*REQUIRED WORK:*
Please reproduce the entries below, swapping every "map-pixel" for "grid-pixel" and leaving everything else as it is.

[BEGIN DATA IN THIS EXERCISE]

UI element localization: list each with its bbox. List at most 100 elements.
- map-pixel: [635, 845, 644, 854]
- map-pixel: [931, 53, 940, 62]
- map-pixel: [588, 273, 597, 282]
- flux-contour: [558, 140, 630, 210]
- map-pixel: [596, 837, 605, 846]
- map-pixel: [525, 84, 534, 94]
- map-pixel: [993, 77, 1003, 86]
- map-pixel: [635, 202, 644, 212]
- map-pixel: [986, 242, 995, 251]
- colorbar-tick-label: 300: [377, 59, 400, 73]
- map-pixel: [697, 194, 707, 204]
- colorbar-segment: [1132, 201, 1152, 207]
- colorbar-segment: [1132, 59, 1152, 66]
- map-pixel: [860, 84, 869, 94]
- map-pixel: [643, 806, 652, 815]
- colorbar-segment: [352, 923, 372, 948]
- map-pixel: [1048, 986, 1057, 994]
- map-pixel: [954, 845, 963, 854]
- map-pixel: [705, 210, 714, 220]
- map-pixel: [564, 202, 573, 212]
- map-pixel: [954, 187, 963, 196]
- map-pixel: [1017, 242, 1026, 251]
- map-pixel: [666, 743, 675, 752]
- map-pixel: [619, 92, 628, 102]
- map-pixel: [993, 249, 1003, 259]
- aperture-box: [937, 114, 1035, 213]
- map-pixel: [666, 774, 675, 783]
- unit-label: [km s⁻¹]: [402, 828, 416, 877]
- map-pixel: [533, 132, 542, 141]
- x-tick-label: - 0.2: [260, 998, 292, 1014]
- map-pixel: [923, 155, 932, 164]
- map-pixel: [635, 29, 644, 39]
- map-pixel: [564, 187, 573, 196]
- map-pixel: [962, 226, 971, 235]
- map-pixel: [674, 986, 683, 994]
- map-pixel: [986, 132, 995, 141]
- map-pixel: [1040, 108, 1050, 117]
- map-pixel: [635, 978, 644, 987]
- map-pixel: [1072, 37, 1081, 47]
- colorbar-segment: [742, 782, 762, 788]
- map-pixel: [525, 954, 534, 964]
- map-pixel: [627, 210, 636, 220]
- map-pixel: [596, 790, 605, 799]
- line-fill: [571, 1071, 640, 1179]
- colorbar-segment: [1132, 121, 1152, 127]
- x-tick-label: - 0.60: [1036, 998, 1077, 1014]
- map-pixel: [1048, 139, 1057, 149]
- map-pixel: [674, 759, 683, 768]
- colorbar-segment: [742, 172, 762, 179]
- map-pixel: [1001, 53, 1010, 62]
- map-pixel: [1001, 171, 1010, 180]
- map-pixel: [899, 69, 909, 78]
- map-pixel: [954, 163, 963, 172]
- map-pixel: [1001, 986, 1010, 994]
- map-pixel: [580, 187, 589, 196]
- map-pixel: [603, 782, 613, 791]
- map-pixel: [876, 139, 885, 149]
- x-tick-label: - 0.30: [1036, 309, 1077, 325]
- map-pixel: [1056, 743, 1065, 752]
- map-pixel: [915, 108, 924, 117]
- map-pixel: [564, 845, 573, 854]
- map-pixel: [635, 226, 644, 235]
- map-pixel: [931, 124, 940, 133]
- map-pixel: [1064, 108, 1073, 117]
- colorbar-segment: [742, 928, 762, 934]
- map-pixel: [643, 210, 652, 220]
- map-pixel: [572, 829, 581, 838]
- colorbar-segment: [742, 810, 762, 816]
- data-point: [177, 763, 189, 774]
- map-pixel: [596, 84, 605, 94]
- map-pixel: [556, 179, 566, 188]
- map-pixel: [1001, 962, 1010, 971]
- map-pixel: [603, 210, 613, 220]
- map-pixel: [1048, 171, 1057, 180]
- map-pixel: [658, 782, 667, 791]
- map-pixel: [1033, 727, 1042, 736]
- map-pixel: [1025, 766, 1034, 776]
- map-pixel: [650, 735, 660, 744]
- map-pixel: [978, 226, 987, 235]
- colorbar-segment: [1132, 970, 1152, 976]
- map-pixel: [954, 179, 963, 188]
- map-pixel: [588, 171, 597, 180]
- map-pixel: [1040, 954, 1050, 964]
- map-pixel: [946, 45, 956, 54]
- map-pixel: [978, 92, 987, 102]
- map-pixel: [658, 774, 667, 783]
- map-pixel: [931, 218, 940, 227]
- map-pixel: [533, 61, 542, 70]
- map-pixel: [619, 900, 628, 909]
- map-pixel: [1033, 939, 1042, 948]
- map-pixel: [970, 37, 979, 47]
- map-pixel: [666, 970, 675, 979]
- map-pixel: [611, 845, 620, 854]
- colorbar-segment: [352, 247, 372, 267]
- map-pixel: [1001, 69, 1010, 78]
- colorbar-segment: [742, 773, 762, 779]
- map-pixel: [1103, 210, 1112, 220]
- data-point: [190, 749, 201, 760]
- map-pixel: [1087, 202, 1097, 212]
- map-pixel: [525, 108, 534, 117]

[END DATA IN THIS EXERCISE]

*RESULT:*
UI element localization: list each with its bbox. List at most 100 elements.
- grid-pixel: [635, 845, 644, 854]
- grid-pixel: [931, 53, 940, 62]
- grid-pixel: [588, 273, 597, 282]
- flux-contour: [558, 140, 630, 210]
- grid-pixel: [596, 837, 605, 846]
- grid-pixel: [525, 84, 534, 94]
- grid-pixel: [993, 77, 1003, 86]
- grid-pixel: [635, 202, 644, 212]
- grid-pixel: [986, 242, 995, 251]
- colorbar-tick-label: 300: [377, 59, 400, 73]
- grid-pixel: [697, 194, 707, 204]
- colorbar-segment: [1132, 201, 1152, 207]
- colorbar-segment: [1132, 59, 1152, 66]
- grid-pixel: [860, 84, 869, 94]
- grid-pixel: [643, 806, 652, 815]
- colorbar-segment: [352, 923, 372, 948]
- grid-pixel: [1048, 986, 1057, 994]
- grid-pixel: [954, 845, 963, 854]
- grid-pixel: [705, 210, 714, 220]
- grid-pixel: [564, 202, 573, 212]
- grid-pixel: [954, 187, 963, 196]
- grid-pixel: [1017, 242, 1026, 251]
- grid-pixel: [666, 743, 675, 752]
- grid-pixel: [619, 92, 628, 102]
- grid-pixel: [993, 249, 1003, 259]
- aperture-box: [937, 114, 1035, 213]
- grid-pixel: [666, 774, 675, 783]
- unit-label: [km s⁻¹]: [402, 828, 416, 877]
- grid-pixel: [533, 132, 542, 141]
- x-tick-label: - 0.2: [260, 998, 292, 1014]
- grid-pixel: [923, 155, 932, 164]
- grid-pixel: [635, 29, 644, 39]
- grid-pixel: [564, 187, 573, 196]
- grid-pixel: [962, 226, 971, 235]
- grid-pixel: [674, 986, 683, 994]
- grid-pixel: [986, 132, 995, 141]
- grid-pixel: [1040, 108, 1050, 117]
- grid-pixel: [635, 978, 644, 987]
- grid-pixel: [1072, 37, 1081, 47]
- colorbar-segment: [742, 782, 762, 788]
- grid-pixel: [525, 954, 534, 964]
- grid-pixel: [627, 210, 636, 220]
- grid-pixel: [596, 790, 605, 799]
- line-fill: [571, 1071, 640, 1179]
- colorbar-segment: [1132, 121, 1152, 127]
- x-tick-label: - 0.60: [1036, 998, 1077, 1014]
- grid-pixel: [1048, 139, 1057, 149]
- grid-pixel: [674, 759, 683, 768]
- colorbar-segment: [742, 172, 762, 179]
- grid-pixel: [1001, 53, 1010, 62]
- grid-pixel: [1001, 171, 1010, 180]
- grid-pixel: [899, 69, 909, 78]
- grid-pixel: [954, 163, 963, 172]
- grid-pixel: [1001, 986, 1010, 994]
- grid-pixel: [580, 187, 589, 196]
- grid-pixel: [603, 782, 613, 791]
- grid-pixel: [876, 139, 885, 149]
- x-tick-label: - 0.30: [1036, 309, 1077, 325]
- grid-pixel: [1056, 743, 1065, 752]
- grid-pixel: [915, 108, 924, 117]
- grid-pixel: [564, 845, 573, 854]
- grid-pixel: [635, 226, 644, 235]
- grid-pixel: [931, 124, 940, 133]
- grid-pixel: [1064, 108, 1073, 117]
- colorbar-segment: [742, 928, 762, 934]
- grid-pixel: [643, 210, 652, 220]
- grid-pixel: [572, 829, 581, 838]
- colorbar-segment: [742, 810, 762, 816]
- data-point: [177, 763, 189, 774]
- grid-pixel: [596, 84, 605, 94]
- grid-pixel: [556, 179, 566, 188]
- grid-pixel: [1001, 962, 1010, 971]
- grid-pixel: [603, 210, 613, 220]
- grid-pixel: [1048, 171, 1057, 180]
- grid-pixel: [658, 782, 667, 791]
- grid-pixel: [1033, 727, 1042, 736]
- grid-pixel: [1025, 766, 1034, 776]
- grid-pixel: [650, 735, 660, 744]
- grid-pixel: [978, 226, 987, 235]
- colorbar-segment: [1132, 970, 1152, 976]
- grid-pixel: [954, 179, 963, 188]
- grid-pixel: [588, 171, 597, 180]
- grid-pixel: [1040, 954, 1050, 964]
- grid-pixel: [946, 45, 956, 54]
- grid-pixel: [978, 92, 987, 102]
- grid-pixel: [658, 774, 667, 783]
- grid-pixel: [931, 218, 940, 227]
- grid-pixel: [533, 61, 542, 70]
- grid-pixel: [619, 900, 628, 909]
- grid-pixel: [1033, 939, 1042, 948]
- grid-pixel: [970, 37, 979, 47]
- grid-pixel: [666, 970, 675, 979]
- grid-pixel: [611, 845, 620, 854]
- colorbar-segment: [352, 247, 372, 267]
- grid-pixel: [1001, 69, 1010, 78]
- colorbar-segment: [742, 773, 762, 779]
- grid-pixel: [1103, 210, 1112, 220]
- data-point: [190, 749, 201, 760]
- grid-pixel: [1087, 202, 1097, 212]
- grid-pixel: [525, 108, 534, 117]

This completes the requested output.